▶ **Set problem**: Starting at the beginning of the listing and ending at the line containing "number-tile-8[interactable]: 8 (451, 713, 507, 769)", rewrite those lines with "background-number-tile" swapped for "bg-number-tile" and nothing else altered.

▶ **Stored dataset items**:
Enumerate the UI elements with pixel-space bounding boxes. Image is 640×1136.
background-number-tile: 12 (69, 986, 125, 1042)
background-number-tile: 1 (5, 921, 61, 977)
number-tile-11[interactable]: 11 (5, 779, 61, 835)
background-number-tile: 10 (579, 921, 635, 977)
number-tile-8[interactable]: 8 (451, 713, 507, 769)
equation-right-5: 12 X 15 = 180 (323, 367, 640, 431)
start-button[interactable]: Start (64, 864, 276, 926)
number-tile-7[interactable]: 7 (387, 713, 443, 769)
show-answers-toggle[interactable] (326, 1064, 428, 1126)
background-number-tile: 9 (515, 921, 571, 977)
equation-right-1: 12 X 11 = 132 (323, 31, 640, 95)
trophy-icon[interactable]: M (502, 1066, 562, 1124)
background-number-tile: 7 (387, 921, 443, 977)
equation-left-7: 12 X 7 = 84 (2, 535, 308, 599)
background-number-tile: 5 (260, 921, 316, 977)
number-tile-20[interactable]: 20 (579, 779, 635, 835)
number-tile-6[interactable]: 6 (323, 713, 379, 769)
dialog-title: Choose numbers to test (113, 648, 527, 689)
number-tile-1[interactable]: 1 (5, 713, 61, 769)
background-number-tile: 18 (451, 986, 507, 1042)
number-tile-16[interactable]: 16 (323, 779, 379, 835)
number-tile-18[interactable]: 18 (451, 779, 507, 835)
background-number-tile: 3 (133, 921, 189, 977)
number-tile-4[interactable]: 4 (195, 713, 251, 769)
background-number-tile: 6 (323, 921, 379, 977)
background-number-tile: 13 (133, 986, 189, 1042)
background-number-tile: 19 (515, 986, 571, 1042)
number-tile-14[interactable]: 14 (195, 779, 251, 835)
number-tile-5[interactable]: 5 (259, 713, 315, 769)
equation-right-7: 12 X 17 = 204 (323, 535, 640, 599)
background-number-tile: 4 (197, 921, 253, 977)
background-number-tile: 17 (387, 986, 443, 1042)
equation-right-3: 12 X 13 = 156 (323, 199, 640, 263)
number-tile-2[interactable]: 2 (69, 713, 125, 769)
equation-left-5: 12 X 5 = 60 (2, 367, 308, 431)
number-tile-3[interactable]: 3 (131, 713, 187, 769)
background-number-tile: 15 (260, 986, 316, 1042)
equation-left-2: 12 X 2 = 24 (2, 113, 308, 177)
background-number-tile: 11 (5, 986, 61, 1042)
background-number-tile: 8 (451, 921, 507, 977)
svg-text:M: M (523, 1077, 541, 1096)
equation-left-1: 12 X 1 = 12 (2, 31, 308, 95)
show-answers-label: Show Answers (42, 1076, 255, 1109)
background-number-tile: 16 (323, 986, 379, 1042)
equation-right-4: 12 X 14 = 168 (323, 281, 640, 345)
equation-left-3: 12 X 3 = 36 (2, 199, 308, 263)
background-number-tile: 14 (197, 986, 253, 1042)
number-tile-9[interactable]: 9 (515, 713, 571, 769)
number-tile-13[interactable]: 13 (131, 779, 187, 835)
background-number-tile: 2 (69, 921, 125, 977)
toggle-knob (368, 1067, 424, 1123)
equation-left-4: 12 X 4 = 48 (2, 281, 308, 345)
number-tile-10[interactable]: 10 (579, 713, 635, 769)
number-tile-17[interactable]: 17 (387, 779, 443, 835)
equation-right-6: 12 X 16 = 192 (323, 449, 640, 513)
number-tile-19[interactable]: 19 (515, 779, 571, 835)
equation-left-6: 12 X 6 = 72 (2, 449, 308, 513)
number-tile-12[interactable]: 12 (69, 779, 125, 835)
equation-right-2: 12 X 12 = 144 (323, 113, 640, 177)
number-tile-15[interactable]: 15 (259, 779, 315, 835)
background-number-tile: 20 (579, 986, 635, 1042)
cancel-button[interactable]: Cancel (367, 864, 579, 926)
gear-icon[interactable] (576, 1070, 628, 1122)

▶ **Complete answer**:
Enumerate the UI elements with pixel-space bounding boxes. Image is 640×1136.
bg-number-tile: 12 (69, 986, 125, 1042)
bg-number-tile: 1 (5, 921, 61, 977)
number-tile-11[interactable]: 11 (5, 779, 61, 835)
bg-number-tile: 10 (579, 921, 635, 977)
number-tile-8[interactable]: 8 (451, 713, 507, 769)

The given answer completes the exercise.